(DIRECTIONS FOR THIS TASK): The entries that follow should be written out exactly.

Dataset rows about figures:
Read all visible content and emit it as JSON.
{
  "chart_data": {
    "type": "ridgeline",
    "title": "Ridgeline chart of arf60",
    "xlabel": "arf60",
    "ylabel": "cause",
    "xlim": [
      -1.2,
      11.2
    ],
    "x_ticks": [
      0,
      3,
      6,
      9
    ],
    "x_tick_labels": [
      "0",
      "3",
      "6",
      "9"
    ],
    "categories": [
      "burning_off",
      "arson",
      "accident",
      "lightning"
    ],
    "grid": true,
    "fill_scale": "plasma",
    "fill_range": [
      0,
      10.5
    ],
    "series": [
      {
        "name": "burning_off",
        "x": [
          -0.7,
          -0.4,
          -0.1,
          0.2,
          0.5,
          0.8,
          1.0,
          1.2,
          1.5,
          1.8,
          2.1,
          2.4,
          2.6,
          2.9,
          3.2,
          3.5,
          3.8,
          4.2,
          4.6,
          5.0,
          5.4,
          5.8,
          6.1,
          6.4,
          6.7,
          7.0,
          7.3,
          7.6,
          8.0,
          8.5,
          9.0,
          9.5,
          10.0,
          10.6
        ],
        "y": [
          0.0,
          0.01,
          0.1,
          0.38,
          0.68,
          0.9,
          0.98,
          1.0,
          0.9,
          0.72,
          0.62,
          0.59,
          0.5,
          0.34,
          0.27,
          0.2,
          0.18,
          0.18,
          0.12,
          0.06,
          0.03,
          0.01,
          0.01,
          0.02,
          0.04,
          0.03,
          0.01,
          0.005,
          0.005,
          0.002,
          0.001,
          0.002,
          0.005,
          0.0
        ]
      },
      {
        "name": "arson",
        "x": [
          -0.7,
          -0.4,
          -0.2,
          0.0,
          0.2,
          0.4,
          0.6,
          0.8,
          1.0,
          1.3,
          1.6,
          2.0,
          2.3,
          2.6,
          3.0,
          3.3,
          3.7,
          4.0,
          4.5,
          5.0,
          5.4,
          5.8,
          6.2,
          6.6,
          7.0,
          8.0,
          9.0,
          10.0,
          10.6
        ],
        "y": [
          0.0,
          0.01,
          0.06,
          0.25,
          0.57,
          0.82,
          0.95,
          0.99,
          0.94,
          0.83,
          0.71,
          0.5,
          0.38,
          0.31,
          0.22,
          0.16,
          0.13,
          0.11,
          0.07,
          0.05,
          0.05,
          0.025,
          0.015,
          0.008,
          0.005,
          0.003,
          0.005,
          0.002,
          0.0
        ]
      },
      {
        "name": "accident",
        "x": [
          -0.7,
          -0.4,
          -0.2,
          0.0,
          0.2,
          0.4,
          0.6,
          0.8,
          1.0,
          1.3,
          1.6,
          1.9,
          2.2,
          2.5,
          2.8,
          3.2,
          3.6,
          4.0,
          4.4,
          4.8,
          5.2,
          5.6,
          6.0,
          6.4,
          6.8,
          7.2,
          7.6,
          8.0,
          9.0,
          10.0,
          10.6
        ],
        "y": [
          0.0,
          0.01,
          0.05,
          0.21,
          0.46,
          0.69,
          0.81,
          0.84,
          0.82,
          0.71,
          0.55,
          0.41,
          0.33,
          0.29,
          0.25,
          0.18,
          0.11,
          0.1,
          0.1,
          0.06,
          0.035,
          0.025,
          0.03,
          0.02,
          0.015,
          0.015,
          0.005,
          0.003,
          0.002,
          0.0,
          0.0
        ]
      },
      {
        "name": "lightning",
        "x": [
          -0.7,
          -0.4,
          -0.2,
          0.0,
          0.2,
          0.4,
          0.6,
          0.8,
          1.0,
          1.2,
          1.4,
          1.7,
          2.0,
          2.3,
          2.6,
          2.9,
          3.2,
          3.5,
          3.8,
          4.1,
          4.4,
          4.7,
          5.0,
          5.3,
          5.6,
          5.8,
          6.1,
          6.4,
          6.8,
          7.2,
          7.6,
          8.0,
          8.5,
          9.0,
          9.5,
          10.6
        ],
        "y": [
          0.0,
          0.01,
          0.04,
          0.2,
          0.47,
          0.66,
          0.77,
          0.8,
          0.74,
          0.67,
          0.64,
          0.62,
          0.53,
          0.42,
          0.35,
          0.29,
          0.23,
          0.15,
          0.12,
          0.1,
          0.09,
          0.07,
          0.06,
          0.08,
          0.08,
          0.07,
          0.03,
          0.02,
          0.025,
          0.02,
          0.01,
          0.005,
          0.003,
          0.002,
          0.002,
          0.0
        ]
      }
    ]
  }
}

(FULL ANSWER):
Read all visible content and emit it as JSON.
{
  "chart_data": {
    "type": "ridgeline",
    "title": "Ridgeline chart of arf60",
    "xlabel": "arf60",
    "ylabel": "cause",
    "xlim": [
      -1.2,
      11.2
    ],
    "x_ticks": [
      0,
      3,
      6,
      9
    ],
    "x_tick_labels": [
      "0",
      "3",
      "6",
      "9"
    ],
    "categories": [
      "burning_off",
      "arson",
      "accident",
      "lightning"
    ],
    "grid": true,
    "fill_scale": "plasma",
    "fill_range": [
      0,
      10.5
    ],
    "series": [
      {
        "name": "burning_off",
        "x": [
          -0.7,
          -0.4,
          -0.1,
          0.2,
          0.5,
          0.8,
          1.0,
          1.2,
          1.5,
          1.8,
          2.1,
          2.4,
          2.6,
          2.9,
          3.2,
          3.5,
          3.8,
          4.2,
          4.6,
          5.0,
          5.4,
          5.8,
          6.1,
          6.4,
          6.7,
          7.0,
          7.3,
          7.6,
          8.0,
          8.5,
          9.0,
          9.5,
          10.0,
          10.6
        ],
        "y": [
          0.0,
          0.01,
          0.1,
          0.38,
          0.68,
          0.9,
          0.98,
          1.0,
          0.9,
          0.72,
          0.62,
          0.59,
          0.5,
          0.34,
          0.27,
          0.2,
          0.18,
          0.18,
          0.12,
          0.06,
          0.03,
          0.01,
          0.01,
          0.02,
          0.04,
          0.03,
          0.01,
          0.005,
          0.005,
          0.002,
          0.001,
          0.002,
          0.005,
          0.0
        ]
      },
      {
        "name": "arson",
        "x": [
          -0.7,
          -0.4,
          -0.2,
          0.0,
          0.2,
          0.4,
          0.6,
          0.8,
          1.0,
          1.3,
          1.6,
          2.0,
          2.3,
          2.6,
          3.0,
          3.3,
          3.7,
          4.0,
          4.5,
          5.0,
          5.4,
          5.8,
          6.2,
          6.6,
          7.0,
          8.0,
          9.0,
          10.0,
          10.6
        ],
        "y": [
          0.0,
          0.01,
          0.06,
          0.25,
          0.57,
          0.82,
          0.95,
          0.99,
          0.94,
          0.83,
          0.71,
          0.5,
          0.38,
          0.31,
          0.22,
          0.16,
          0.13,
          0.11,
          0.07,
          0.05,
          0.05,
          0.025,
          0.015,
          0.008,
          0.005,
          0.003,
          0.005,
          0.002,
          0.0
        ]
      },
      {
        "name": "accident",
        "x": [
          -0.7,
          -0.4,
          -0.2,
          0.0,
          0.2,
          0.4,
          0.6,
          0.8,
          1.0,
          1.3,
          1.6,
          1.9,
          2.2,
          2.5,
          2.8,
          3.2,
          3.6,
          4.0,
          4.4,
          4.8,
          5.2,
          5.6,
          6.0,
          6.4,
          6.8,
          7.2,
          7.6,
          8.0,
          9.0,
          10.0,
          10.6
        ],
        "y": [
          0.0,
          0.01,
          0.05,
          0.21,
          0.46,
          0.69,
          0.81,
          0.84,
          0.82,
          0.71,
          0.55,
          0.41,
          0.33,
          0.29,
          0.25,
          0.18,
          0.11,
          0.1,
          0.1,
          0.06,
          0.035,
          0.025,
          0.03,
          0.02,
          0.015,
          0.015,
          0.005,
          0.003,
          0.002,
          0.0,
          0.0
        ]
      },
      {
        "name": "lightning",
        "x": [
          -0.7,
          -0.4,
          -0.2,
          0.0,
          0.2,
          0.4,
          0.6,
          0.8,
          1.0,
          1.2,
          1.4,
          1.7,
          2.0,
          2.3,
          2.6,
          2.9,
          3.2,
          3.5,
          3.8,
          4.1,
          4.4,
          4.7,
          5.0,
          5.3,
          5.6,
          5.8,
          6.1,
          6.4,
          6.8,
          7.2,
          7.6,
          8.0,
          8.5,
          9.0,
          9.5,
          10.6
        ],
        "y": [
          0.0,
          0.01,
          0.04,
          0.2,
          0.47,
          0.66,
          0.77,
          0.8,
          0.74,
          0.67,
          0.64,
          0.62,
          0.53,
          0.42,
          0.35,
          0.29,
          0.23,
          0.15,
          0.12,
          0.1,
          0.09,
          0.07,
          0.06,
          0.08,
          0.08,
          0.07,
          0.03,
          0.02,
          0.025,
          0.02,
          0.01,
          0.005,
          0.003,
          0.002,
          0.002,
          0.0
        ]
      }
    ]
  }
}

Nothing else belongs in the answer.